Short exercise: Reproduce without changes the passage of the post about pushing away someone loved that opens with the words containing "I realized I" and closes with "continue hurtin everyday..".

I realized I have myself to blame.. I drove you away.. I forced you to leave.. Not coz i dun love you. Its coz i dun wanna hurt you in the future and I dun wan to get hurt just like before... There are things which i dont wanna tell you. But I know if I dont tell you, You will sure find out from other ppl. This "aj" circle is so small. Coz I know U will never accept me. Just like any other ppl who just suddenly "disappear". I dun wan to fall in love with you so deep and get hurt in the end coz of this. Its not easy to drive sumone you really love away and forget about it. I still read the "thing" every now and then.

I know i cant do anything now.. I know I have to move on. Im not normal. Nobody will accept me. I feel so inhuman. I'll just continue hurtin everyday..

Why does it hurt so bad?? Why do I feel so sad?? I thought i was over you but i keep crying when I dont love you. So why does it hurt so bad?? Guess I can never be over you yet...

Dataset excerpts:
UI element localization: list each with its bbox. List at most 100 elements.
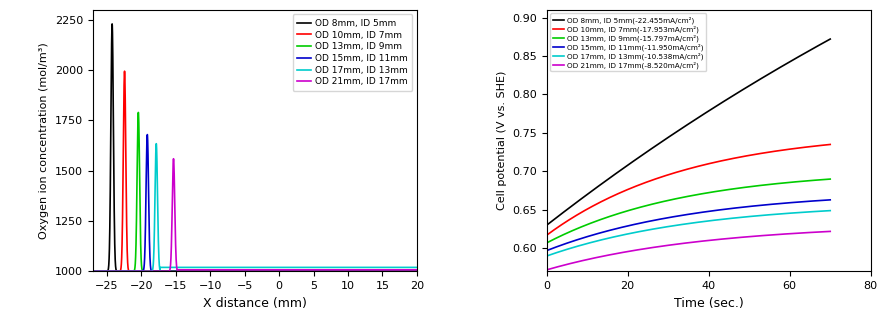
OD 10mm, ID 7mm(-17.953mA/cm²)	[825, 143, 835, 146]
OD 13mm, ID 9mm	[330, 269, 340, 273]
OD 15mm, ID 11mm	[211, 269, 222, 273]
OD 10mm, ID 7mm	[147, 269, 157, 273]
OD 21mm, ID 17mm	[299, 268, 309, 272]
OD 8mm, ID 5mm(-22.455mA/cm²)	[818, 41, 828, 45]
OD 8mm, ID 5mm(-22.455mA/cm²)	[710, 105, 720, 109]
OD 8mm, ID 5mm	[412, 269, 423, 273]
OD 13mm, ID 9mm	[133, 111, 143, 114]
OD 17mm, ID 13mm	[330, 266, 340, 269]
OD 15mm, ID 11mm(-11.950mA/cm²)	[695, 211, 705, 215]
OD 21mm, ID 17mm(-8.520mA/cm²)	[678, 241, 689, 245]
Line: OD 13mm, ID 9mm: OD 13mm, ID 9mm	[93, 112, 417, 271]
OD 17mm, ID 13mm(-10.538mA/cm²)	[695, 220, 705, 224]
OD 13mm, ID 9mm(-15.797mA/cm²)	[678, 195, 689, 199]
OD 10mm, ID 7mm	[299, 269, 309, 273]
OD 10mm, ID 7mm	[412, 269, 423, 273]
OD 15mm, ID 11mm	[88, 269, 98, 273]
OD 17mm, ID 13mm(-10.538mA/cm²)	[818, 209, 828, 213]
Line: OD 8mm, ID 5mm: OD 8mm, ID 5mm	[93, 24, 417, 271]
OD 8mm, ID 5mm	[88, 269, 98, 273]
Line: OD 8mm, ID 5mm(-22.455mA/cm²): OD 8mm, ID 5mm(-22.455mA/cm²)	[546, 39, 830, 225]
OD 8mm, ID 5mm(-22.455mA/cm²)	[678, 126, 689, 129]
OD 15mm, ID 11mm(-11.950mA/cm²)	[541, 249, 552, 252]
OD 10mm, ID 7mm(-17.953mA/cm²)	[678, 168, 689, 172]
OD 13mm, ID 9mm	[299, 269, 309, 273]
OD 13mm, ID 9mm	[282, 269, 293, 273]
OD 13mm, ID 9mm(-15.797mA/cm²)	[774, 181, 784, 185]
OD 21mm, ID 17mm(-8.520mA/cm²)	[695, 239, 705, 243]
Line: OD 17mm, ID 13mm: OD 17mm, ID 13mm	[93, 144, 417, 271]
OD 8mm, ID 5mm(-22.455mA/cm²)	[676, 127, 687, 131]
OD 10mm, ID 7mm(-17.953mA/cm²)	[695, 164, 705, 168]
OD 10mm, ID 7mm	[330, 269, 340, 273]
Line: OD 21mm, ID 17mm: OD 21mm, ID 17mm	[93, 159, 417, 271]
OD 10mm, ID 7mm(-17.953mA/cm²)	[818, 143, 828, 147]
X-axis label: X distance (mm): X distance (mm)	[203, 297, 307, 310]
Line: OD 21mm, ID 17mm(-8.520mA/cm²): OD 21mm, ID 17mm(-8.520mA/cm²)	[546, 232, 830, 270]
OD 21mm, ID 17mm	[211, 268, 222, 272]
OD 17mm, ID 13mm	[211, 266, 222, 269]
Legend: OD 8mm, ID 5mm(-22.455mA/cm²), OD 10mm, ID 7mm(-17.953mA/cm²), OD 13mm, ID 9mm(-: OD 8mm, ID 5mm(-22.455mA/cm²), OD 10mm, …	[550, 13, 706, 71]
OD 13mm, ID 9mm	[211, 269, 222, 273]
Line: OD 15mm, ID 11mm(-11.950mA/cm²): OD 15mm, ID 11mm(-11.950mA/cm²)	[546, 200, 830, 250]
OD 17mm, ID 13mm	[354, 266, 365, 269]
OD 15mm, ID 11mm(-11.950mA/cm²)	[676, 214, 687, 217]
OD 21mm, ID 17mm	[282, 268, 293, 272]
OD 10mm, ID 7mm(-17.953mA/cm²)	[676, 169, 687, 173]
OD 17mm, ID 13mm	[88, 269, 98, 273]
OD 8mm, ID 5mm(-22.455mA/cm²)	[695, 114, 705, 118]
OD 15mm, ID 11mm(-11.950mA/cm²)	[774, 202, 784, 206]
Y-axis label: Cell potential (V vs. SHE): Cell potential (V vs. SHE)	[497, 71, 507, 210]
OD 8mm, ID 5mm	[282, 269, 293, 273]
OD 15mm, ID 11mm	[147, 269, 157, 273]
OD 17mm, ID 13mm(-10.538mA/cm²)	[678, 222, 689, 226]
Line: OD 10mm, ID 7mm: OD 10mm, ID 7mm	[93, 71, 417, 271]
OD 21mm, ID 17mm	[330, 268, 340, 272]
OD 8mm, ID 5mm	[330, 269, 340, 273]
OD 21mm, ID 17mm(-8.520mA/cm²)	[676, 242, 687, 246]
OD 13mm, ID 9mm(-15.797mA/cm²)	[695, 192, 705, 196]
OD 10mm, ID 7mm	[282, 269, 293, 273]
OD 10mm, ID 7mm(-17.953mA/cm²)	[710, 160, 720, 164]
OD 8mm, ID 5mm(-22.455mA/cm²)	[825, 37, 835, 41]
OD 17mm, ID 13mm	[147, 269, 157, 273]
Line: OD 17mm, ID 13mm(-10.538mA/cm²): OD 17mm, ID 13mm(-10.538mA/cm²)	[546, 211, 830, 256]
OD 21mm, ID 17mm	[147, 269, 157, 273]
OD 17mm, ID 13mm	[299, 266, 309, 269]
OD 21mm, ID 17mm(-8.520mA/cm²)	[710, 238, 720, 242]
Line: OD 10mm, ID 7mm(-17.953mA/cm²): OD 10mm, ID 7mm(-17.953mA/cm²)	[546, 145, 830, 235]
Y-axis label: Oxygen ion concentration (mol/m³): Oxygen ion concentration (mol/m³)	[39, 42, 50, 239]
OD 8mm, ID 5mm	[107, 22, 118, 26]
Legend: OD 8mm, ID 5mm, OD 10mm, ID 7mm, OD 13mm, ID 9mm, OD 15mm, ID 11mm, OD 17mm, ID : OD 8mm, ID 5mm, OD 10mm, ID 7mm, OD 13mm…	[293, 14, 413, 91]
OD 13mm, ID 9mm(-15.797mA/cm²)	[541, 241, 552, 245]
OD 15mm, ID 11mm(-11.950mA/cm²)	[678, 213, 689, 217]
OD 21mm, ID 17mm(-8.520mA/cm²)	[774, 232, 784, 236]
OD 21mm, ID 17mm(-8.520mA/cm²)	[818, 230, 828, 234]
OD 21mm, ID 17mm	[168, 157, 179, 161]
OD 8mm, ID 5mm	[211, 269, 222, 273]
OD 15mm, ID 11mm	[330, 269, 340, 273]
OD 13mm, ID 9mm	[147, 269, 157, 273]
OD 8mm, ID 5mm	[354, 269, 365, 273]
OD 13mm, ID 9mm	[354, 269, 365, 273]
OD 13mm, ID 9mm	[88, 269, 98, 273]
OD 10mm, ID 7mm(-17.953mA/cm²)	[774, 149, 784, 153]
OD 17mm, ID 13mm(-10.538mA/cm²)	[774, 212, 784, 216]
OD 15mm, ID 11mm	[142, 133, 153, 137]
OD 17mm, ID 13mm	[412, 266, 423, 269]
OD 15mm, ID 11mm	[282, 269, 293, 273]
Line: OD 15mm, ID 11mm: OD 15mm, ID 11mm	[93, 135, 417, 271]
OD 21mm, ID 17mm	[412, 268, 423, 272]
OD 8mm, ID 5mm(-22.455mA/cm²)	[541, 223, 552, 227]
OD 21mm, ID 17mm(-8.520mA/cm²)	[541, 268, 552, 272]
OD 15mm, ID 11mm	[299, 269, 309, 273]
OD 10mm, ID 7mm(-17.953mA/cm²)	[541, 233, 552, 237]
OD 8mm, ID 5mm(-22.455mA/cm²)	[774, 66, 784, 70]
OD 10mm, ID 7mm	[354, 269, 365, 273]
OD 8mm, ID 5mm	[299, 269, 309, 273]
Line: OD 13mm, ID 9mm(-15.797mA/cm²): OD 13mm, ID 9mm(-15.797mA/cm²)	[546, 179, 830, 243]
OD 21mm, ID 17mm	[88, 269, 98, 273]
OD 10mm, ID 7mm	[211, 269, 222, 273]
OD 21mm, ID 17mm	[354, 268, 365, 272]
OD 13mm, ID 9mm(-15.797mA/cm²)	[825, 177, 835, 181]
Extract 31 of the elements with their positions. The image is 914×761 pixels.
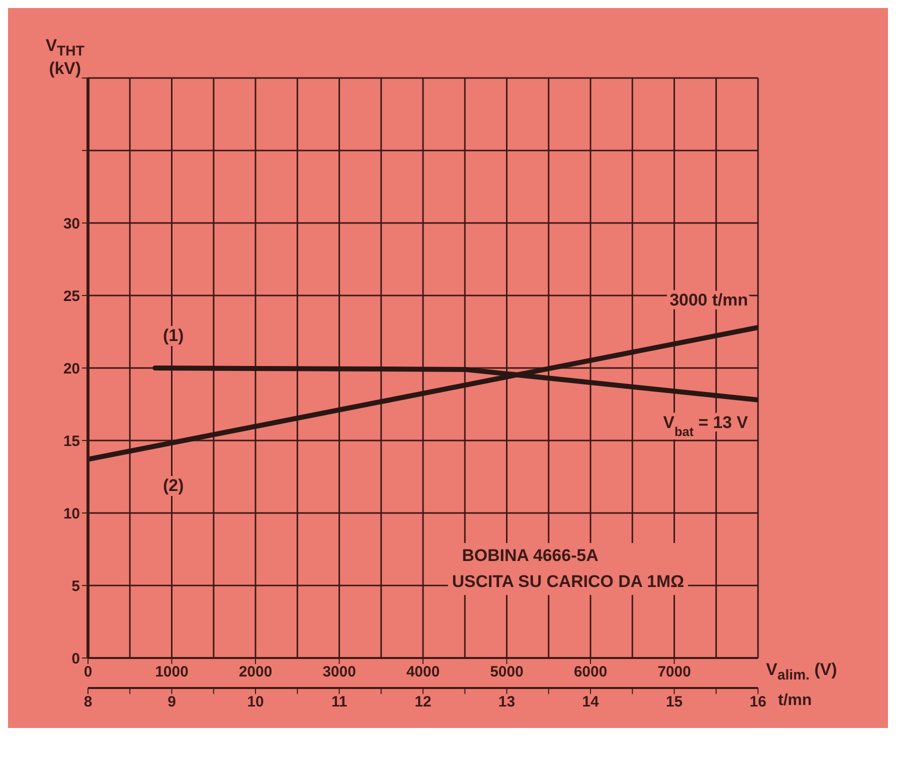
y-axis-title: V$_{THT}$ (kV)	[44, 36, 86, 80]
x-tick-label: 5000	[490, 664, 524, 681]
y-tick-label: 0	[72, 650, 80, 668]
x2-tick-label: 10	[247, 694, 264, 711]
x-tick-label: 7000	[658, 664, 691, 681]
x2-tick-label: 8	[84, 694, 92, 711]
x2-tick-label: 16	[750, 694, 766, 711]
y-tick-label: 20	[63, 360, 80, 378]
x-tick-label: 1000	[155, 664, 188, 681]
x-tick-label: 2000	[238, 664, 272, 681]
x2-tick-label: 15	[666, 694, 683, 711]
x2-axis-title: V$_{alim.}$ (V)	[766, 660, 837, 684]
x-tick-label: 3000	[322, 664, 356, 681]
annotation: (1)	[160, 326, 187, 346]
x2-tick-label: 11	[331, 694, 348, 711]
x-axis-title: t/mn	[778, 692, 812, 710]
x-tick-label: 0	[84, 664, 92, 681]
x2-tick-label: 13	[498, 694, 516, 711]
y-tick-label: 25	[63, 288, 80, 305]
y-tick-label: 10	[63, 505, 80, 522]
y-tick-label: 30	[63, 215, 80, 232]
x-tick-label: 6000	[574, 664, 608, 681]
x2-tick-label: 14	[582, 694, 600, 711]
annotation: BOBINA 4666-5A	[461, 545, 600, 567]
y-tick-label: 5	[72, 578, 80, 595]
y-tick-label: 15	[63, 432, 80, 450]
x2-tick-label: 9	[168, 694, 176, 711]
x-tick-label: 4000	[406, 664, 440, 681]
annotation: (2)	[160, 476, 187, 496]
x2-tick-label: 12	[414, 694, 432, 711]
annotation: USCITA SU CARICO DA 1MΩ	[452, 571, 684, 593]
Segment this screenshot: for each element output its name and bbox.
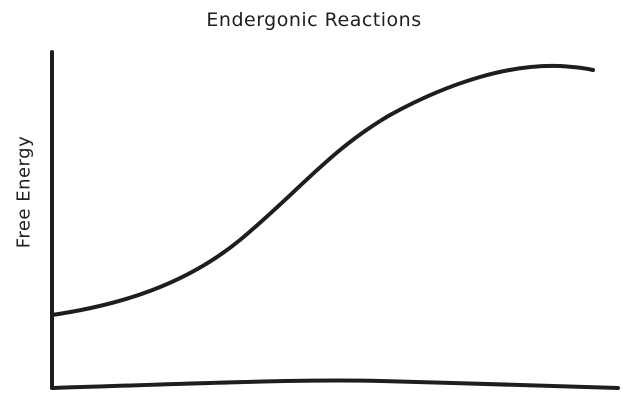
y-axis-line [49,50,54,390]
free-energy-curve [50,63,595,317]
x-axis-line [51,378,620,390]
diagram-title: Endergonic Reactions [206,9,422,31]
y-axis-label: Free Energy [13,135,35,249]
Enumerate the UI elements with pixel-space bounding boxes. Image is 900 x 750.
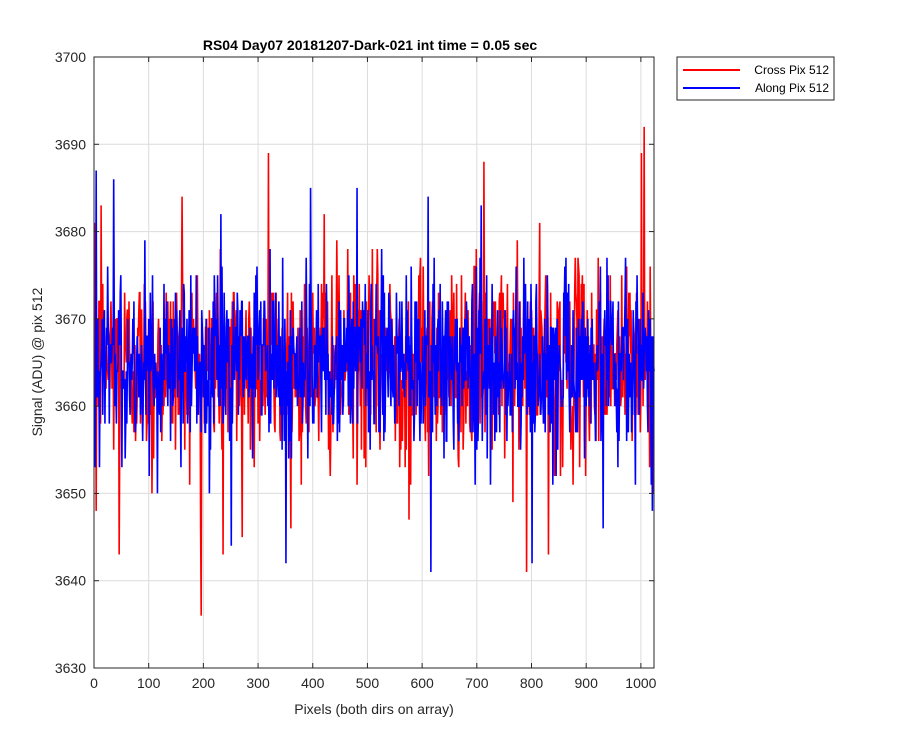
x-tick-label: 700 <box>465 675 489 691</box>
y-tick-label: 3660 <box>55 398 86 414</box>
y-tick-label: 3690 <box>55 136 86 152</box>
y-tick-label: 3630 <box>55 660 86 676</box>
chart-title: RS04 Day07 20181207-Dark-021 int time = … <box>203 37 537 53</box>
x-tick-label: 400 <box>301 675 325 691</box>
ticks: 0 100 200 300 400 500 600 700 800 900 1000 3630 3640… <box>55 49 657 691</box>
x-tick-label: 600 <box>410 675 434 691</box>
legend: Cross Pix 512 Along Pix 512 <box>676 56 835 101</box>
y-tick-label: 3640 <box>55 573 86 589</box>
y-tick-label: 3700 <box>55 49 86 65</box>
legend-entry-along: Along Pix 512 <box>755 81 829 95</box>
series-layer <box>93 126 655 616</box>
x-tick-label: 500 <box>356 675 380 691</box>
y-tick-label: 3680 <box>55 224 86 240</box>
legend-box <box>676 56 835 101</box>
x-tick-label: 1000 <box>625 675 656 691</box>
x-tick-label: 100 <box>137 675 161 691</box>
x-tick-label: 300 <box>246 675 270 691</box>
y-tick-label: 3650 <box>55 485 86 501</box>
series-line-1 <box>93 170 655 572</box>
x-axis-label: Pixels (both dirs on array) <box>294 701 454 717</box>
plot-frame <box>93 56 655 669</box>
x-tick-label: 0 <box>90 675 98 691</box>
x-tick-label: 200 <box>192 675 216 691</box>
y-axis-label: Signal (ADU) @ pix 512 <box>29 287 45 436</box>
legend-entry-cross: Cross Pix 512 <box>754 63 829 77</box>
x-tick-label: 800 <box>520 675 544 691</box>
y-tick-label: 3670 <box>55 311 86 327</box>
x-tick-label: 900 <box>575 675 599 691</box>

Final result:
I realized I have myself to blame.. I drove you away.. I forced you to leave.. Not coz i dun love you. Its coz i dun wanna hurt you in the future and I dun wan to get hurt just like before... There are things which i dont wanna tell you. But I know if I dont tell you, You will sure find out from other ppl. This "aj" circle is so small. Coz I know U will never accept me. Just like any other ppl who just suddenly "disappear". I dun wan to fall in love with you so deep and get hurt in the end coz of this. Its not easy to drive sumone you really love away and forget about it. I still read the "thing" every now and then.

I know i cant do anything now.. I know I have to move on. Im not normal. Nobody will accept me. I feel so inhuman. I'll just continue hurtin everyday..